[Work to be completed] Check each line of the listing for the string "icon", count the lines that have it, and answer with that number only.

[Record excerpts]

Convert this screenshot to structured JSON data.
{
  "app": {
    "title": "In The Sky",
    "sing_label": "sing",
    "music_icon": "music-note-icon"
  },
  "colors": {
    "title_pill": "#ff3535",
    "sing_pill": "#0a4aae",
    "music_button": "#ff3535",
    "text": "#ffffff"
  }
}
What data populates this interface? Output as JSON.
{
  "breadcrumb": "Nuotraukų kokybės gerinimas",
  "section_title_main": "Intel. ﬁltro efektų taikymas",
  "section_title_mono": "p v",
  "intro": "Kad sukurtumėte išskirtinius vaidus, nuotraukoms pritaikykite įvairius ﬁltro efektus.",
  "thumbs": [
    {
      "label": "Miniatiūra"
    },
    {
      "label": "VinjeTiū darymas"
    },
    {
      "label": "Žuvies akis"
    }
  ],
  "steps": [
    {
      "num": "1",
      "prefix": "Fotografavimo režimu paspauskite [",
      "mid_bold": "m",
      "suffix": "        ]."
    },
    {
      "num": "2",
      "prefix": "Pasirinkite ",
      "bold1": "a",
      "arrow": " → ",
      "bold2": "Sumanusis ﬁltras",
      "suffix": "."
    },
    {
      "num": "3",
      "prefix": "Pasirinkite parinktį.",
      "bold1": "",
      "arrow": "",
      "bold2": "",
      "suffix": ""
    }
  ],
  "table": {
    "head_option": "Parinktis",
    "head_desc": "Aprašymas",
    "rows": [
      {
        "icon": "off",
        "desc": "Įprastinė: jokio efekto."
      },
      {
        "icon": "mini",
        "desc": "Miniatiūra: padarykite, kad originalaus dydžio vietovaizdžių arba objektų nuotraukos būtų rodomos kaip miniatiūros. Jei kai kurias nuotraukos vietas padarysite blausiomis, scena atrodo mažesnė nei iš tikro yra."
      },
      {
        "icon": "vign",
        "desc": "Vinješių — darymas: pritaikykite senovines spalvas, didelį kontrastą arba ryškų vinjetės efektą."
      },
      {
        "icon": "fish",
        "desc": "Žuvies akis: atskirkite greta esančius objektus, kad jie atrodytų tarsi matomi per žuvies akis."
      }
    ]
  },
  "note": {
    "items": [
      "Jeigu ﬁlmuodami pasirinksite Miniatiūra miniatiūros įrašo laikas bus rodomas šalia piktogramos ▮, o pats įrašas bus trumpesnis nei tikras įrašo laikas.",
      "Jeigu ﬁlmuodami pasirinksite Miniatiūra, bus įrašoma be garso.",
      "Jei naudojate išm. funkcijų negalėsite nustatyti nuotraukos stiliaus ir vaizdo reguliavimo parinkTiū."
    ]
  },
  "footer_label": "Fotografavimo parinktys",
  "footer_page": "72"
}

[Worked solution] 5